WHAT YOU HAVE TO DO: Locate every line in the records below that holds the word "shapes" and return each one.

RECORDS FOR THIS EXERCISE:
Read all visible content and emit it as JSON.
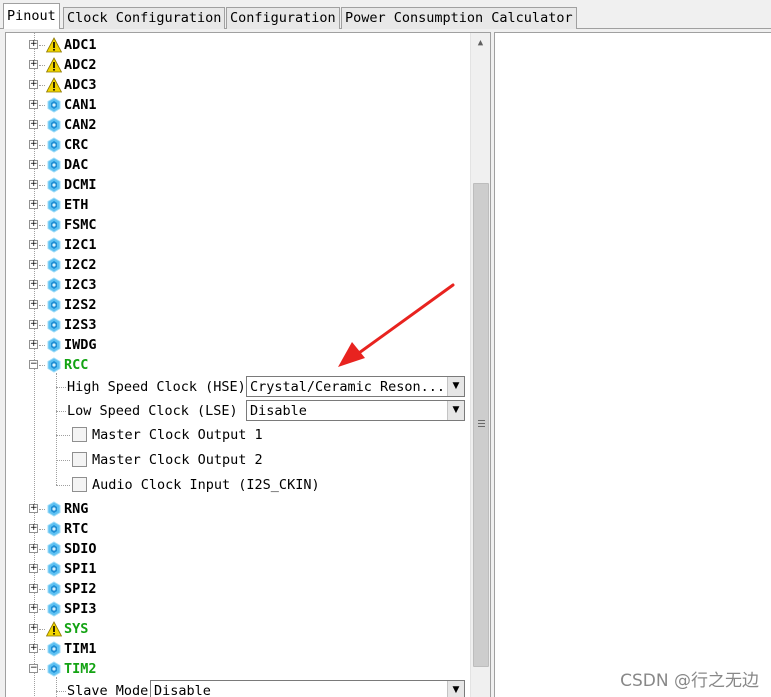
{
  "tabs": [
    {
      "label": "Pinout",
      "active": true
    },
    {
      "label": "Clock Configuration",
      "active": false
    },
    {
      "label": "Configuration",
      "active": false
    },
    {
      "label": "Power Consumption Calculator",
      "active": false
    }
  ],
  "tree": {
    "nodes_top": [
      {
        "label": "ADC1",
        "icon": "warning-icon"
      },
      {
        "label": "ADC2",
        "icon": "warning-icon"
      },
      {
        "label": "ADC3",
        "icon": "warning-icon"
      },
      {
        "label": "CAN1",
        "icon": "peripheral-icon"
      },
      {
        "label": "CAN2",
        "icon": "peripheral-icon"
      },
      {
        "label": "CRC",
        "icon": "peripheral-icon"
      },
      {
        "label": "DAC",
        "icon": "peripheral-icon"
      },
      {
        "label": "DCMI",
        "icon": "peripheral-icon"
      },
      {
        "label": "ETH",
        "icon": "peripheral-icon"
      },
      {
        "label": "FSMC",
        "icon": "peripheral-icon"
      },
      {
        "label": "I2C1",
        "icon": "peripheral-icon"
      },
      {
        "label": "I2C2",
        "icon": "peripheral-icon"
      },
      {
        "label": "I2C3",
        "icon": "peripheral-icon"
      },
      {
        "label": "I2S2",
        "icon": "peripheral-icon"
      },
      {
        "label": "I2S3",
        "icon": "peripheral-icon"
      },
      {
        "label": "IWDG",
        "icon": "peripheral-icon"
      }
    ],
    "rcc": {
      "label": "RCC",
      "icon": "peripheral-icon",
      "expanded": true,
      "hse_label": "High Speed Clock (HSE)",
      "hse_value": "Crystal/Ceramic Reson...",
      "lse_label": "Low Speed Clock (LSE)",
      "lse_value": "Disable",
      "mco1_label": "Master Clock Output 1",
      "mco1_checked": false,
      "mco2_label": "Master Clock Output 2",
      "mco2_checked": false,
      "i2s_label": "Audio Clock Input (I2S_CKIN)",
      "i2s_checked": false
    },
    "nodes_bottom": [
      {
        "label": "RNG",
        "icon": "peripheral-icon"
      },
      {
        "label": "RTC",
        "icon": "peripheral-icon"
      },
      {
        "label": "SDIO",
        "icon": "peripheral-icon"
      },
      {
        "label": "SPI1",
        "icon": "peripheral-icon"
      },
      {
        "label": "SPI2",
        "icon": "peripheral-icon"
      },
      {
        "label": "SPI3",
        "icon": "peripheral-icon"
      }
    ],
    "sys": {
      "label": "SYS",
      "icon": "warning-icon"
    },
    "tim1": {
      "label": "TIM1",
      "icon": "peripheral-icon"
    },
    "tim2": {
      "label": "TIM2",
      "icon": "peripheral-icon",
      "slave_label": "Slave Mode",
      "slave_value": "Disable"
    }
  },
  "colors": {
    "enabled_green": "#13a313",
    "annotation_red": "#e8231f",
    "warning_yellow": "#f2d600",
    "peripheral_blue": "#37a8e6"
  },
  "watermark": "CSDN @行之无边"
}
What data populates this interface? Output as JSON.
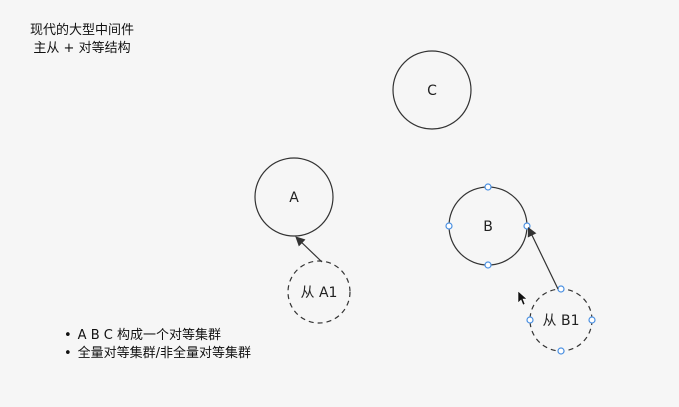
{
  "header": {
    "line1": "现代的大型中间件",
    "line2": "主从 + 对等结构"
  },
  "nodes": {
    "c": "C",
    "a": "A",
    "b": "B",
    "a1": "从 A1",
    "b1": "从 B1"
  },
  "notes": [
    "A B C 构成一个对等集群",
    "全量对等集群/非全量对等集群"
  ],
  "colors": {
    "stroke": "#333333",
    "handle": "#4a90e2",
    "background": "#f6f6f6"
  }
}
==
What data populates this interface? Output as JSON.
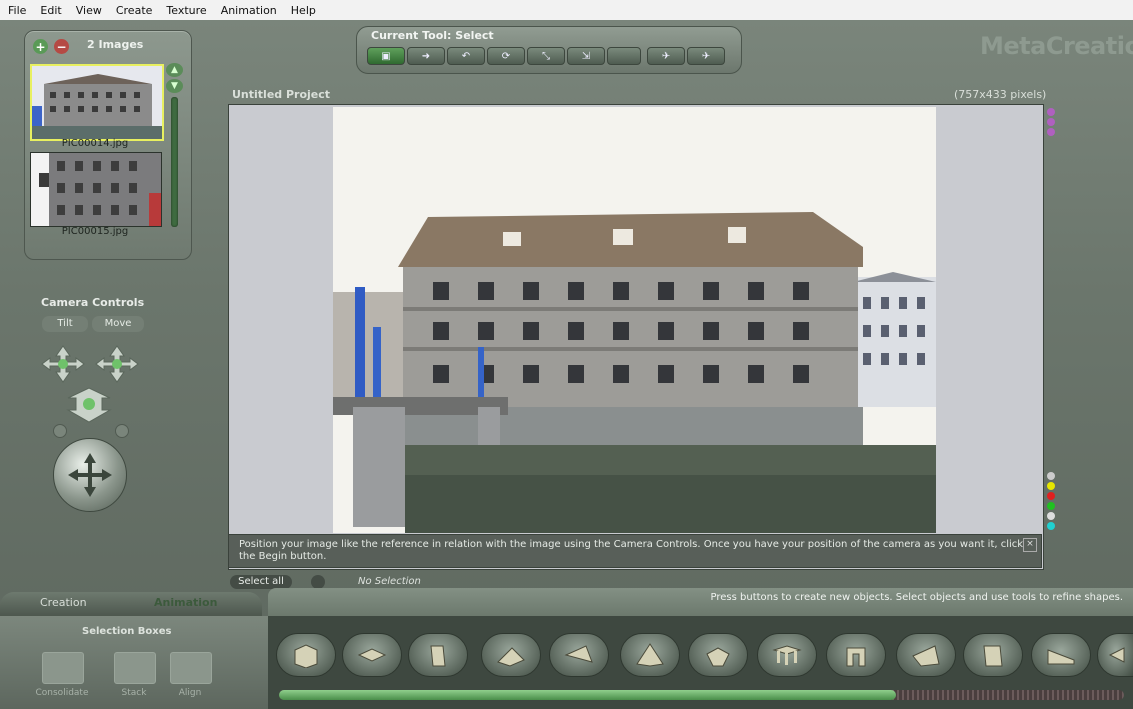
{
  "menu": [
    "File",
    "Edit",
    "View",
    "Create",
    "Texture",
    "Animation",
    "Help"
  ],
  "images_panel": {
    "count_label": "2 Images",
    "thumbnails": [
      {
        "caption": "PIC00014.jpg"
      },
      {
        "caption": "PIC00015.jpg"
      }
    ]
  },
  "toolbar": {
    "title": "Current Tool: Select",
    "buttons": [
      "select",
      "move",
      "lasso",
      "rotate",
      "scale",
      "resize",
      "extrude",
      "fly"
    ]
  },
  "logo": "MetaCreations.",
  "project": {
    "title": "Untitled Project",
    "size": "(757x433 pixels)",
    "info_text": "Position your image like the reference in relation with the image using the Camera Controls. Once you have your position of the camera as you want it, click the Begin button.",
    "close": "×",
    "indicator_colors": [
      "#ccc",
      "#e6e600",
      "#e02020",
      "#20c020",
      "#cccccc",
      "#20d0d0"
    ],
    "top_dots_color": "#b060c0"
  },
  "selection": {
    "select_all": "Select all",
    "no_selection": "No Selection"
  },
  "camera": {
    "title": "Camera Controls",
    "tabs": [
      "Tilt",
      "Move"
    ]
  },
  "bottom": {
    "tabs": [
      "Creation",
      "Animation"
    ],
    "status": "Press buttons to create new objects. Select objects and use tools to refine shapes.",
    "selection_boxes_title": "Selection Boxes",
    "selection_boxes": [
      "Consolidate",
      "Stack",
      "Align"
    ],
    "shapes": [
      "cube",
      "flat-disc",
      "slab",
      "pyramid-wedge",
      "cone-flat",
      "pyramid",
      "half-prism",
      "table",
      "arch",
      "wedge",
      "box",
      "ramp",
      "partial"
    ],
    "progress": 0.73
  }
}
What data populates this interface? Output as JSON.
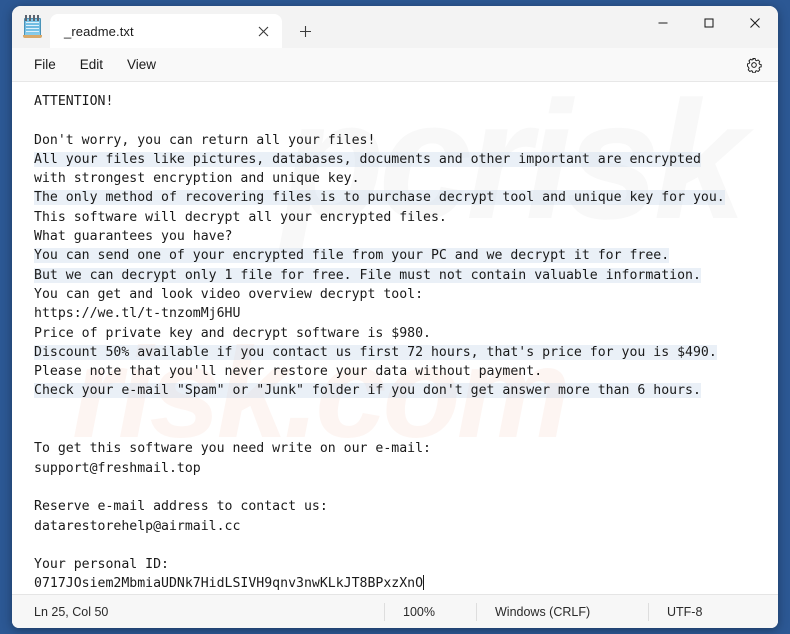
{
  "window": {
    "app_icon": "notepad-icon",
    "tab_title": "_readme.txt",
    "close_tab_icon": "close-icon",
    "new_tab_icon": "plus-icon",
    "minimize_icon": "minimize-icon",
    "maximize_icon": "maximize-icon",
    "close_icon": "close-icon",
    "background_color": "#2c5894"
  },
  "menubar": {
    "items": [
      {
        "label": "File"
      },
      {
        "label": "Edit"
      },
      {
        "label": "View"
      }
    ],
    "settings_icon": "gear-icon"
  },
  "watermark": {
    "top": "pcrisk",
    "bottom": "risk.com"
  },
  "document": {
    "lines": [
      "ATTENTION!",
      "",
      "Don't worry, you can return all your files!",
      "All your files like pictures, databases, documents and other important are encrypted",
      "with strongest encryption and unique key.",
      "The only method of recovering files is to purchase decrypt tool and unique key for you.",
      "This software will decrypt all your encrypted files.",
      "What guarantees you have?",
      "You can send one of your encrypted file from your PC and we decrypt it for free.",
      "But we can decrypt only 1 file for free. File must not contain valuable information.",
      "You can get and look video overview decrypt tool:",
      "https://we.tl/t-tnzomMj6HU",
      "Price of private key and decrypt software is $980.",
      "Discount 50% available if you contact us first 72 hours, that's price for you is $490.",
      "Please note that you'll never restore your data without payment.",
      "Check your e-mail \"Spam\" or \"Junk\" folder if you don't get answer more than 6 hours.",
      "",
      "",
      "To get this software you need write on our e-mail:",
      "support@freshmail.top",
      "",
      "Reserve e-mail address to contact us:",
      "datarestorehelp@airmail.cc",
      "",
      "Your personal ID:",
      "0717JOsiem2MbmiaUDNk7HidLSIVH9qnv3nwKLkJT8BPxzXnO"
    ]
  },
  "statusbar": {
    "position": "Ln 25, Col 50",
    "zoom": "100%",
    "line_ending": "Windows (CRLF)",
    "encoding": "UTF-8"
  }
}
...
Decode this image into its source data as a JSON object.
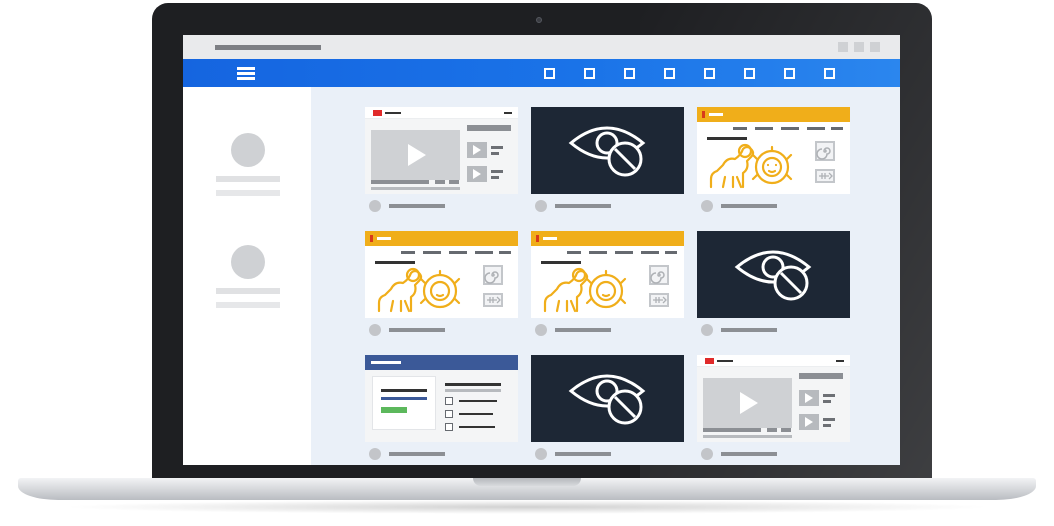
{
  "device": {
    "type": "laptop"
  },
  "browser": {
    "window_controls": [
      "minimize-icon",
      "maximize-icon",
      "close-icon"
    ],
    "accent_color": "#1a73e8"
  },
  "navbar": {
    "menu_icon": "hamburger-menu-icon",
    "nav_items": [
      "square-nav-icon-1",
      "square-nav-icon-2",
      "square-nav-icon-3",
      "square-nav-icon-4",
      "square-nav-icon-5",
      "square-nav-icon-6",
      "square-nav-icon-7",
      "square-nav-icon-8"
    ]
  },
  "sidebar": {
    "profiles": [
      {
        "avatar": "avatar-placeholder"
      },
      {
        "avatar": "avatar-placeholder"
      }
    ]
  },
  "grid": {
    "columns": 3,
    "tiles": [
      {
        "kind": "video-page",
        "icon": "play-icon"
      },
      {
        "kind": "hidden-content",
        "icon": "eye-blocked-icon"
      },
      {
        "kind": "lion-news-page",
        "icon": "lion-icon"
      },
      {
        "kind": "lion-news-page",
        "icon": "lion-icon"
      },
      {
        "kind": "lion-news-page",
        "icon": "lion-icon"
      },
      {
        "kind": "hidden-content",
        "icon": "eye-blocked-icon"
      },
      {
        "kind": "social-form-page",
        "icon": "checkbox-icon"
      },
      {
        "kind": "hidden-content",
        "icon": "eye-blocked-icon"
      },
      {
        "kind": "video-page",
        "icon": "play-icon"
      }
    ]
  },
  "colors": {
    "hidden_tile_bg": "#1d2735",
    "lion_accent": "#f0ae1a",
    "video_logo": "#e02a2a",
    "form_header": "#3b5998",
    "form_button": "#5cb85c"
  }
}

EXERCISE ANSWER:
    "status": "Press buttons to create new objects. Select objects and use tools to refine shapes.",
    "shapes": [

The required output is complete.